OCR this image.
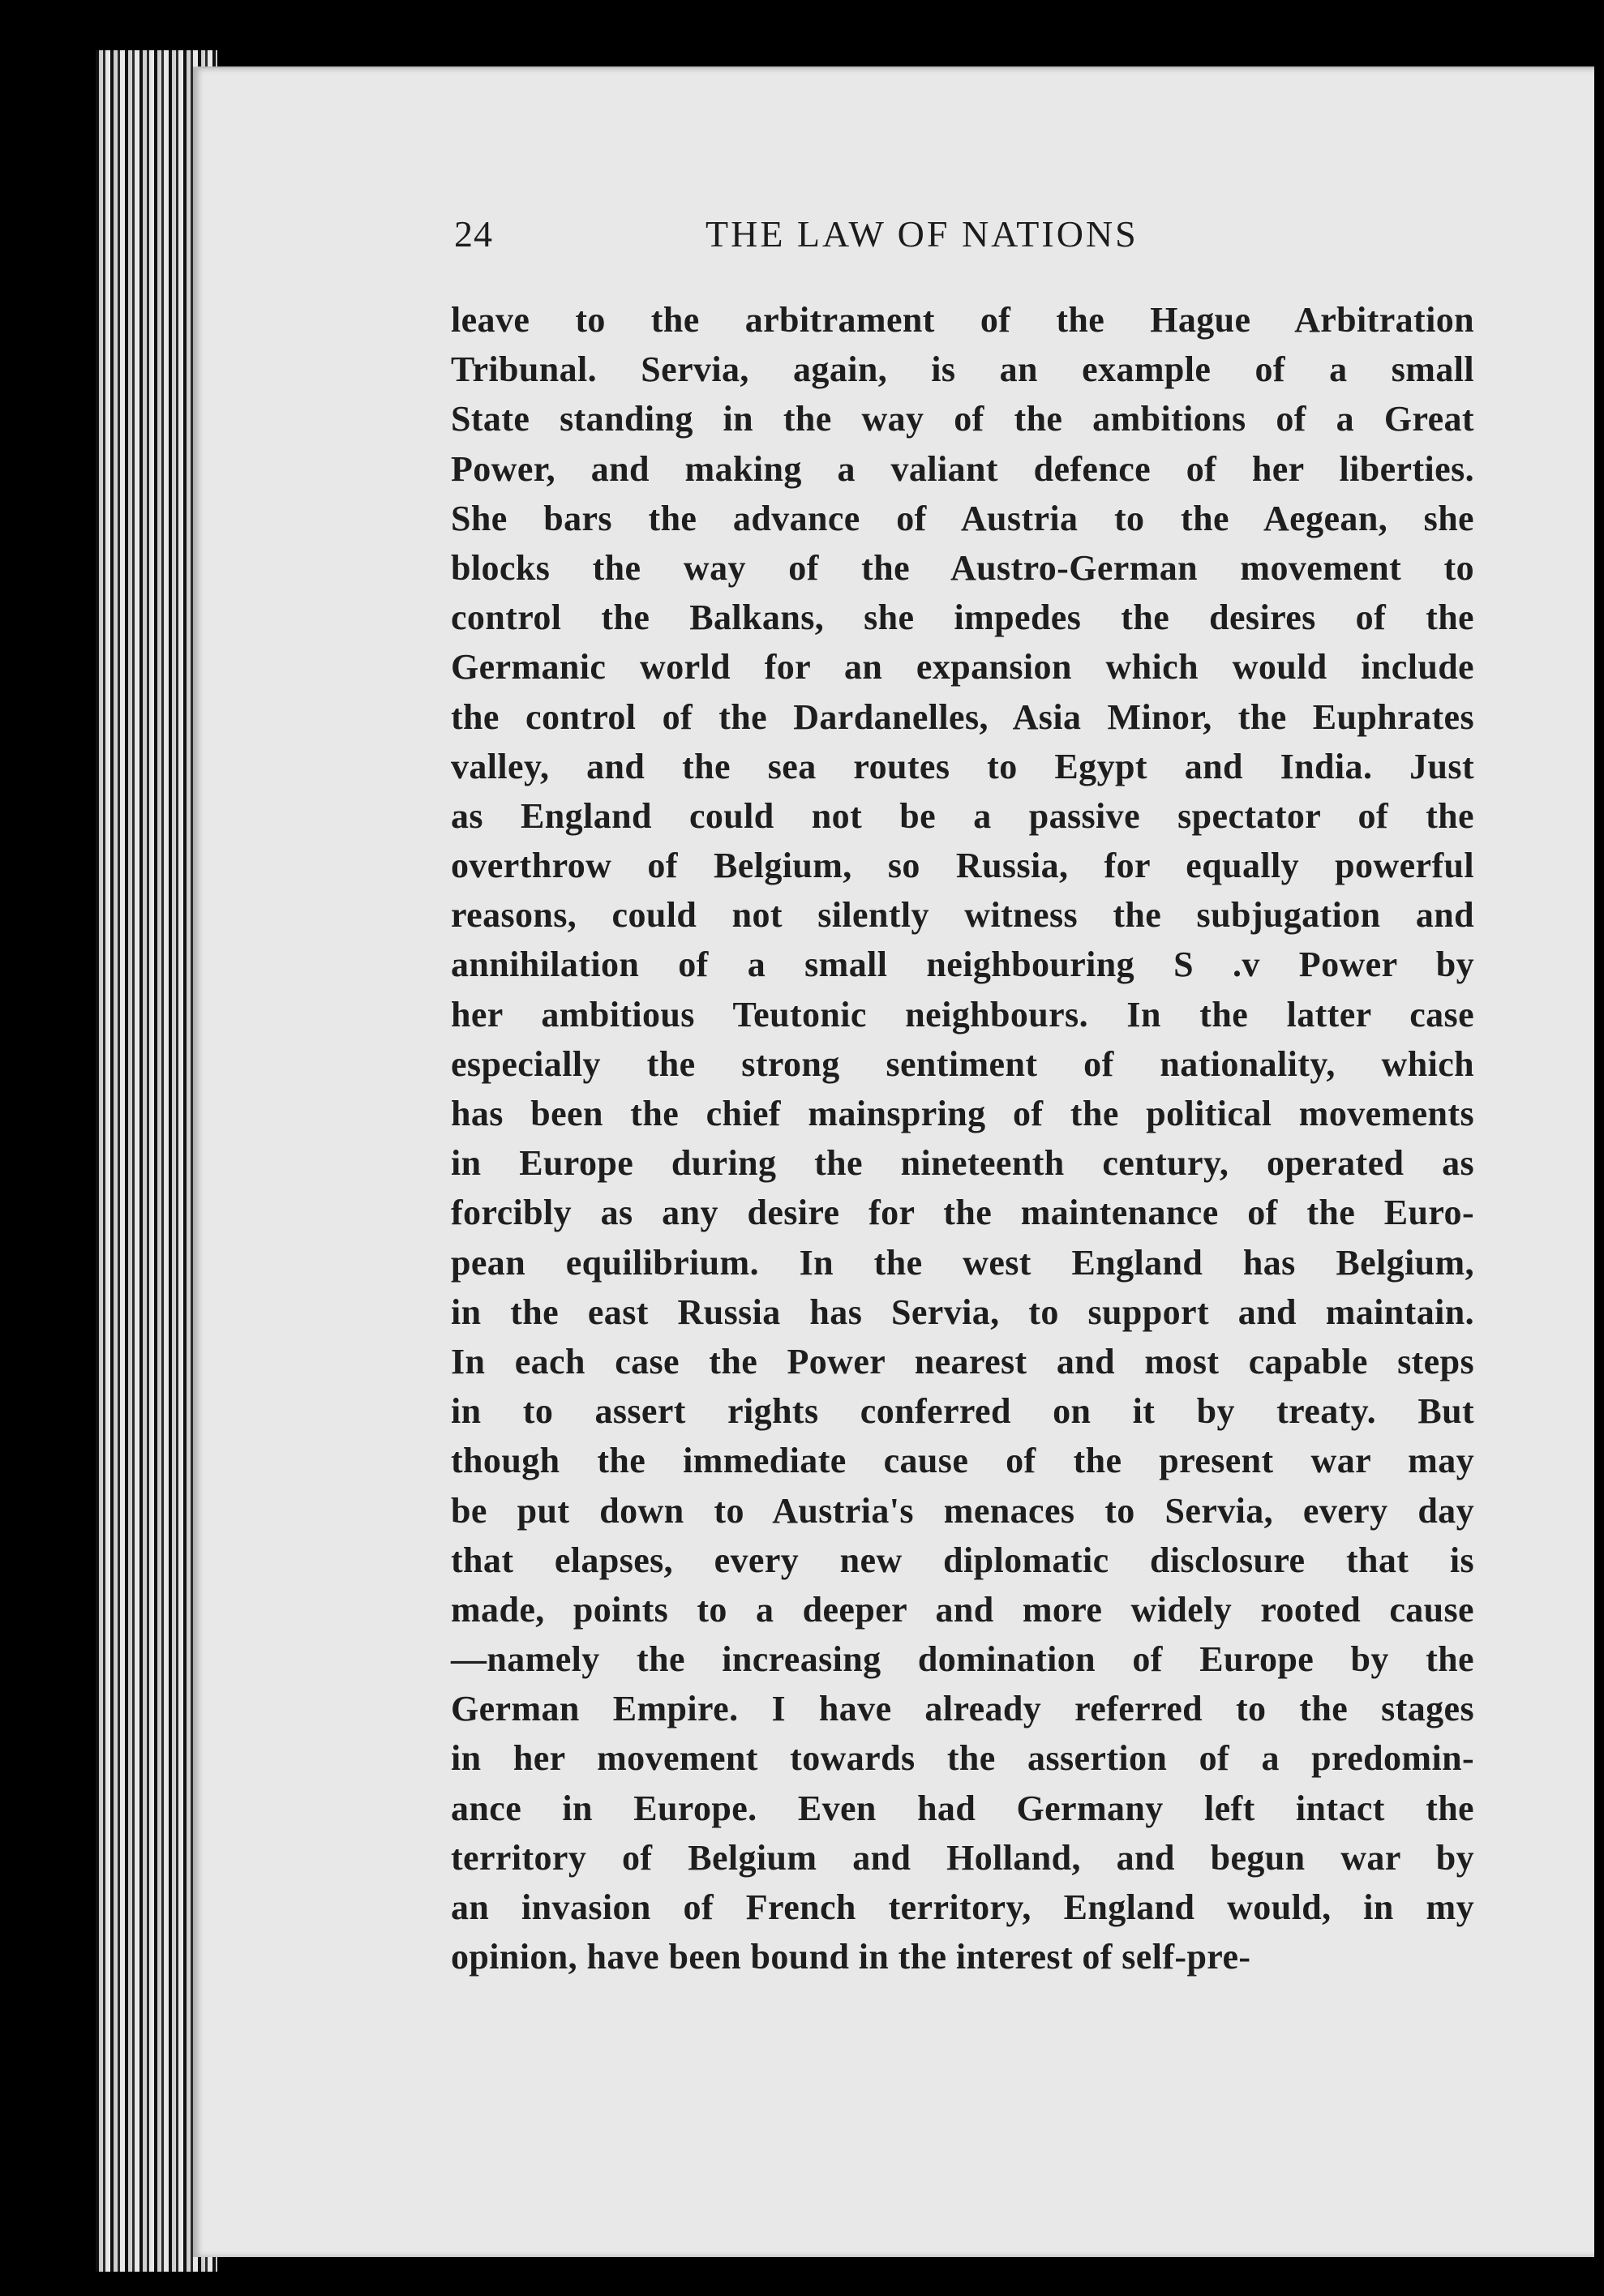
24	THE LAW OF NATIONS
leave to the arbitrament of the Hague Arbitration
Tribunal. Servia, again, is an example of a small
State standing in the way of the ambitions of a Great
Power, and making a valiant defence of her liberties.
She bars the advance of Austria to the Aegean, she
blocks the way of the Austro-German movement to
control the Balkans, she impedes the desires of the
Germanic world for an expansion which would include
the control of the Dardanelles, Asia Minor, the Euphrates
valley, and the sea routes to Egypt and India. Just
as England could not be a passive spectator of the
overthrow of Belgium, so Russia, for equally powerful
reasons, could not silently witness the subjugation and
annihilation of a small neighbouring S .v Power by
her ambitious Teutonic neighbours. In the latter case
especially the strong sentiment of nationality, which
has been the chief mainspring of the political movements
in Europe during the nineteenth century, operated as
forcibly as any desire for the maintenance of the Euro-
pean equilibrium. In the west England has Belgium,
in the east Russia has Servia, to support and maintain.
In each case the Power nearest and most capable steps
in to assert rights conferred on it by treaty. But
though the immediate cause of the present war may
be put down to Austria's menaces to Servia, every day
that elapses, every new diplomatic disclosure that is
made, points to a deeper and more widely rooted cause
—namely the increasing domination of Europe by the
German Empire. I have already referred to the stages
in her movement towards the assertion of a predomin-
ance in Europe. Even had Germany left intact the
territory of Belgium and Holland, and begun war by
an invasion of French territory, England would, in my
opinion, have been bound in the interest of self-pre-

» Given problem
Within the listing above, copy each line that has the string "Belgium".

» Problem solution
overthrow of Belgium, so Russia, for equally powerful
pean equilibrium. In the west England has Belgium,
territory of Belgium and Holland, and begun war by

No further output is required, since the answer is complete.